▶ **Document segment**:
+--

Information forwarded to bug-gnu-emacs <at> gnu.org:
bug#21816; Package emacs. (Wed, 04 Nov 2015 15:31:01 GMT) Full text and rfc822 format available.

Message #176 received at 21816 <at> debbugs.gnu.org (full text, mbox):

From: Stephen Leake <stephen_leake <at> stephe-leake.org>
To: Juanma Barranquero <lekktu <at> gmail.com>
Cc: 21816 <at> debbugs.gnu.org
Subject: Re: bug#21816: elisp-mode-tests fails on a case-preserving filesystem
Date: Wed, 04 Nov 2015 09:29:42 -0600
Juanma Barranquero <lekktu <at> gmail.com> writes:

> ... though I get a whole bunch of warnings running the
> test:
>
> c:/devel/emacs/repo/trunk/test/automated/elisp-mode-tests.el and
> c:/Devel/emacs/repo/trunk/test/automated/elisp-mode-tests.el are the same
> file

Perhaps it would be appropriate to delete the code that generates this
warning.

If the policy is that `load-path' may contain directory names that are
different from the disk name, then taking advantage of that should not
produce warnings.

But that discussion should move to a separate bug/subject.

-- 
-- Stephe




Information forwarded to bug-gnu-emacs <at> gnu.org:
bug#21816; Package emacs. (Wed, 04 Nov 2015 15:36:02 GMT) Full text and rfc822 format available.

Message #179 received at 21816 <at> debbugs.gnu.org (full text, mbox):

From: Eli Zaretskii <eliz <at> gnu.org>
To: Alexis <flexibeast <at> gmail.com>
Cc: lekktu <at> gmail.com, 21816 <at> debbugs.gnu.org, stephen_leake <at> stephe-leake.org,
 dgutov <at> yandex.ru
Subject: Re: bug#21816: elisp-mode-tests fails on a case-preserving filesystem
Date: Wed, 04 Nov 2015 17:34:03 +0200
> From: Alexis <flexibeast <at> gmail.com>
> Date: Wed, 04 Nov 2015 16:24:27 +1100
> Cc: Juanma Barranquero <lekktu <at> gmail.com>, 21816 <at> debbugs.gnu.org,
> 	Dmitry Gutov <dgutov <at> yandex.ru>
> 
>     I did not try a non-ASCII file name; I'm not sure how to construct one that has a non-ASCII casing issue.

+--

▶ **Entries provided**:
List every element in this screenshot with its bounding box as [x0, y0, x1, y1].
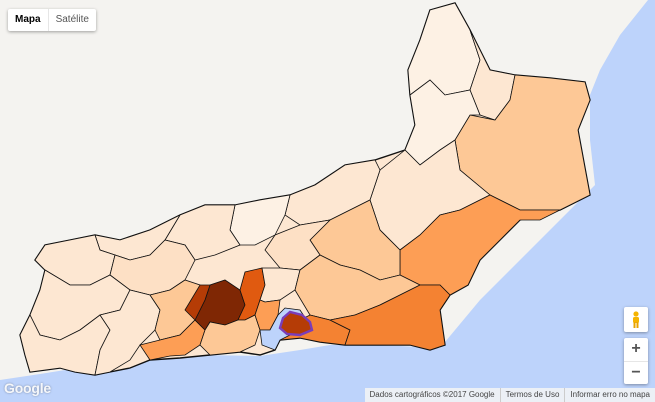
attribution-bar: Dados cartográficos ©2017 Google Termos … [364, 388, 655, 402]
report-map-error-link[interactable]: Informar erro no mapa [564, 388, 655, 402]
municipality-baixada-3[interactable] [184, 284, 211, 321]
map-type-satellite-button[interactable]: Satélite [55, 14, 89, 25]
pegman-icon [633, 310, 639, 328]
map-type-control: Mapa Satélite [8, 9, 96, 31]
municipality-north-1[interactable] [407, 2, 481, 96]
map-type-map-button[interactable]: Mapa [8, 9, 49, 31]
google-logo[interactable]: Google [4, 380, 52, 396]
zoom-in-button[interactable]: + [624, 338, 648, 362]
municipality-north-3[interactable] [404, 79, 481, 166]
zoom-control: + − [624, 338, 648, 384]
zoom-out-button[interactable]: − [631, 364, 641, 381]
terms-of-use-link[interactable]: Termos de Uso [499, 388, 565, 402]
map-data-attribution: Dados cartográficos ©2017 Google [369, 390, 495, 399]
street-view-pegman-button[interactable] [624, 307, 648, 332]
selected-municipality-niteroi[interactable] [278, 310, 314, 337]
municipality-saquarema[interactable] [328, 284, 451, 351]
municipality-metro-1[interactable] [139, 319, 206, 361]
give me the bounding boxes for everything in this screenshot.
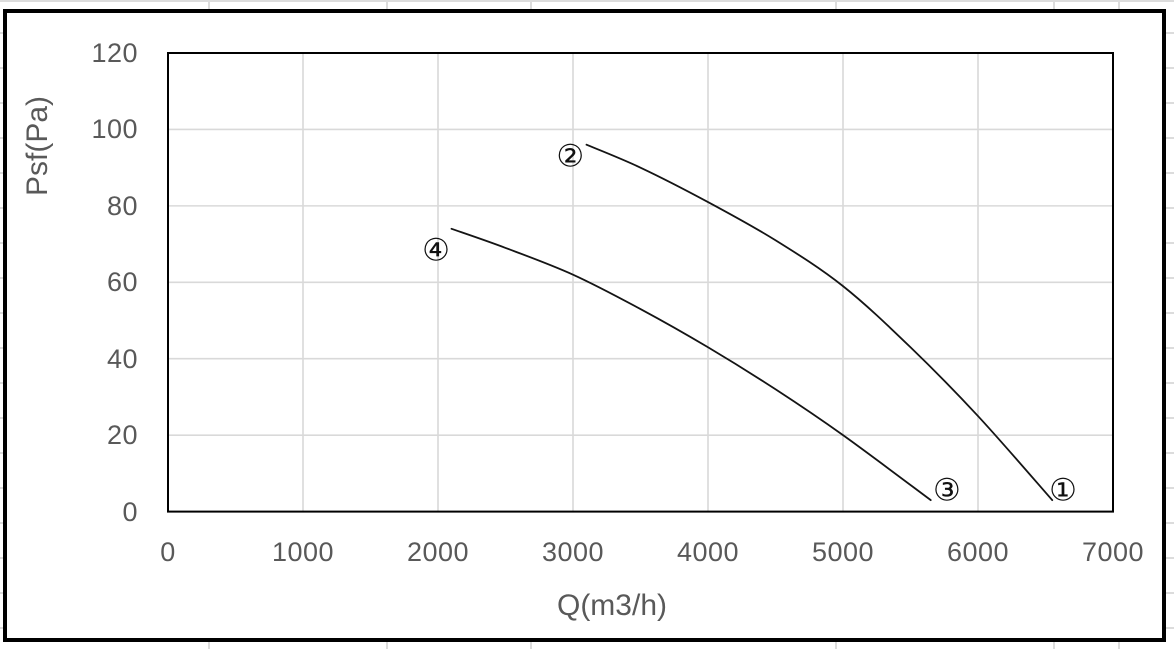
x-tick-label-6000: 6000 xyxy=(946,537,1010,567)
y-axis-title: Psf(Pa) xyxy=(21,95,54,197)
x-tick-label-3000: 3000 xyxy=(541,537,605,567)
fan-curve-lower[interactable] xyxy=(450,227,932,502)
x-tick-label-0: 0 xyxy=(160,537,176,567)
y-tick-label-0: 0 xyxy=(122,496,138,527)
x-tick-label-1000: 1000 xyxy=(271,537,335,567)
chart-frame[interactable] xyxy=(3,9,1166,642)
y-tick-label-80: 80 xyxy=(106,190,138,221)
curve-marker-3: ③ xyxy=(933,472,961,509)
y-tick-label-20: 20 xyxy=(106,420,138,451)
curve-marker-2: ② xyxy=(556,138,585,175)
x-tick-label-2000: 2000 xyxy=(406,537,470,567)
curve-marker-1: ① xyxy=(1049,472,1077,509)
y-tick-label-100: 100 xyxy=(91,114,138,145)
y-tick-label-120: 120 xyxy=(91,38,138,68)
x-tick-label-7000: 7000 xyxy=(1081,537,1145,567)
y-tick-label-60: 60 xyxy=(106,267,138,298)
spreadsheet-row-line xyxy=(0,0,1174,2)
y-tick-label-40: 40 xyxy=(106,343,138,374)
curve-marker-4: ④ xyxy=(422,231,450,268)
x-axis-title: Q(m3/h) xyxy=(556,589,667,622)
plot-border xyxy=(167,52,1114,513)
x-tick-label-4000: 4000 xyxy=(676,537,740,567)
fan-curve-upper[interactable] xyxy=(585,143,1054,502)
x-tick-label-5000: 5000 xyxy=(811,537,875,567)
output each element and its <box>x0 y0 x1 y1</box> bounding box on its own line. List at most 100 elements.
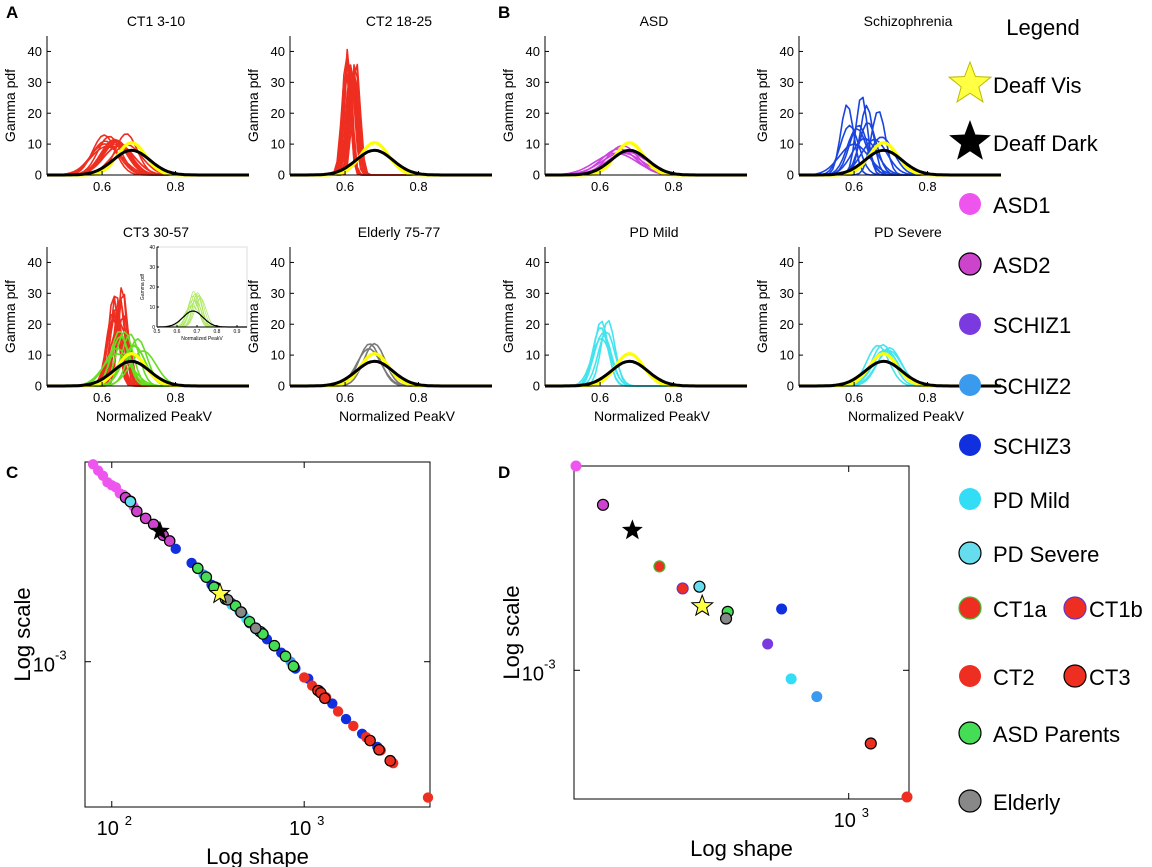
panel-title: ASD <box>640 13 669 29</box>
plot-frame <box>573 465 910 800</box>
y-tick-label: 40 <box>28 44 42 59</box>
y-tick-label: 10 <box>526 348 540 363</box>
panel-label-a: A <box>6 3 18 22</box>
legend-label: ASD Parents <box>993 722 1120 747</box>
pdf-panel-a4: 0 10 20 30 40 0.6 0.8 Gamma pdf Normalized PeakV… <box>245 224 492 424</box>
pdf-curve <box>545 337 747 387</box>
y-axis-label: Gamma pdf <box>140 273 146 300</box>
y-tick-label: 40 <box>526 44 540 59</box>
scatter-point <box>298 672 310 683</box>
scatter-point <box>200 571 213 583</box>
scatter-point <box>811 691 823 703</box>
scatter-point <box>332 706 344 717</box>
panel-title: Schizophrenia <box>864 13 953 29</box>
legend-circle-marker <box>959 488 981 510</box>
y-tick-label: 10 <box>28 348 42 363</box>
x-tick-label: 10 <box>834 810 856 832</box>
y-axis-label: Log scale <box>10 587 35 681</box>
y-tick-label: 10 <box>780 137 794 152</box>
legend-circle-marker <box>958 721 982 745</box>
scatter-point <box>901 791 913 803</box>
scatter-point <box>319 692 331 705</box>
y-tick-label: 30 <box>271 286 285 301</box>
pdf-curve <box>545 331 747 387</box>
x-tick-exponent: 2 <box>125 813 132 828</box>
scatter-point <box>621 519 643 540</box>
y-tick-label: 0 <box>35 168 42 183</box>
x-axis-label: Normalized PeakV <box>848 408 965 424</box>
panel-label-b: B <box>498 3 510 22</box>
legend-label: ASD2 <box>993 253 1050 278</box>
y-tick-label: 0 <box>278 168 285 183</box>
y-tick-exponent: -3 <box>544 656 556 671</box>
legend-label: Deaff Vis <box>993 73 1081 98</box>
x-axis-label: Normalized PeakV <box>181 336 223 342</box>
y-tick-label: 0 <box>152 325 155 331</box>
x-tick-label: 0.6 <box>845 390 863 405</box>
y-tick-label: 0 <box>787 379 794 394</box>
legend-label: CT3 <box>1089 665 1131 690</box>
scatter-point <box>373 743 385 756</box>
x-tick-label: 0.8 <box>665 390 683 405</box>
legend-circle-marker <box>958 541 982 565</box>
y-tick-label: 40 <box>28 255 42 270</box>
y-tick-label: 30 <box>780 75 794 90</box>
panel-title: CT3 30-57 <box>123 224 189 240</box>
y-tick-label: 20 <box>780 106 794 121</box>
scatter-point <box>719 612 733 625</box>
y-tick-label: 40 <box>780 44 794 59</box>
scatter-point <box>170 543 181 555</box>
legend-label: CT1a <box>993 597 1048 622</box>
scatter-point <box>192 562 204 575</box>
legend-label: CT1b <box>1089 597 1143 622</box>
y-tick-label: 40 <box>271 255 285 270</box>
y-tick-label: 30 <box>149 265 155 271</box>
y-tick-label: 20 <box>526 106 540 121</box>
y-tick-label: 10 <box>780 348 794 363</box>
pdf-curve <box>545 320 747 387</box>
legend-item: CT1a CT1b <box>958 596 1143 622</box>
x-axis-label: Log shape <box>690 836 793 861</box>
panel-title: Elderly 75-77 <box>358 224 441 240</box>
legend-item: PD Severe <box>958 541 1099 567</box>
legend-item: Elderly <box>958 789 1060 815</box>
x-tick-label: 0.8 <box>167 179 185 194</box>
legend-item: SCHIZ2 <box>959 374 1071 399</box>
y-axis-label: Gamma pdf <box>245 69 261 142</box>
y-tick-label: 0 <box>278 379 285 394</box>
y-tick-label: 30 <box>28 75 42 90</box>
x-tick-label: 0.6 <box>845 179 863 194</box>
pdf-curve <box>545 327 747 387</box>
x-tick-label: 0.8 <box>665 179 683 194</box>
pdf-curve <box>545 319 747 387</box>
y-tick-label: 20 <box>28 106 42 121</box>
x-tick-label: 0.8 <box>167 390 185 405</box>
pdf-panel-a1: 0 10 20 30 40 0.6 0.8 Gamma pdf CT1 3-10 <box>2 13 249 194</box>
y-tick-label: 30 <box>780 286 794 301</box>
x-tick-label: 0.6 <box>93 390 111 405</box>
scatter-point <box>776 603 788 615</box>
x-tick-label: 0.7 <box>194 329 201 335</box>
legend-circle-marker <box>1063 664 1087 688</box>
panel-title: CT2 18-25 <box>366 13 432 29</box>
x-tick-label: 0.8 <box>919 390 937 405</box>
y-tick-label: 0 <box>787 168 794 183</box>
y-tick-label: 20 <box>526 317 540 332</box>
legend-item: Deaff Vis <box>947 60 1081 103</box>
x-tick-label: 10 <box>97 818 119 840</box>
y-tick-label: 10 <box>149 305 155 311</box>
pdf-curve <box>545 359 747 388</box>
x-tick-label: 0.8 <box>410 179 428 194</box>
scatter-point <box>163 535 176 547</box>
legend-label: Deaff Dark <box>993 131 1099 156</box>
legend-circle-marker <box>959 434 981 456</box>
scatter-point <box>596 498 610 511</box>
legend-title: Legend <box>1006 15 1079 40</box>
x-tick-label: 0.6 <box>93 179 111 194</box>
gamma-pdf-panels: 0 10 20 30 40 0.6 0.8 Gamma pdf CT1 3-10 0 10 20 30 4… <box>2 13 1001 424</box>
legend-item: Deaff Dark <box>949 120 1099 160</box>
scatter-point <box>287 660 300 673</box>
pdf-panel-b2: 0 10 20 30 40 0.6 0.8 Gamma pdf Schizophrenia <box>754 13 1001 194</box>
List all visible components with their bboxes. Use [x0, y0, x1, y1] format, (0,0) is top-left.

+--

▶ **Objective**:
Do these statements agree with the Emacs bug thread? Answer yes or no for each, and quote the words that decide it.
(a) Stephen Leake suggests removing the code that produces the warning.
(b) Stephen Leake wants the `load-path' policy discussed further within this same bug.
(c) Message #179 is addressed to Juanma Barranquero.
The data can be left aside.

▶ **Result for this task**:
(a) Yes: "Perhaps it would be appropriate to delete the code that generates this warning."
(b) No: "But that discussion should move to a separate bug/subject."
(c) No: "To: Alexis <flexibeast <at> gmail.com>"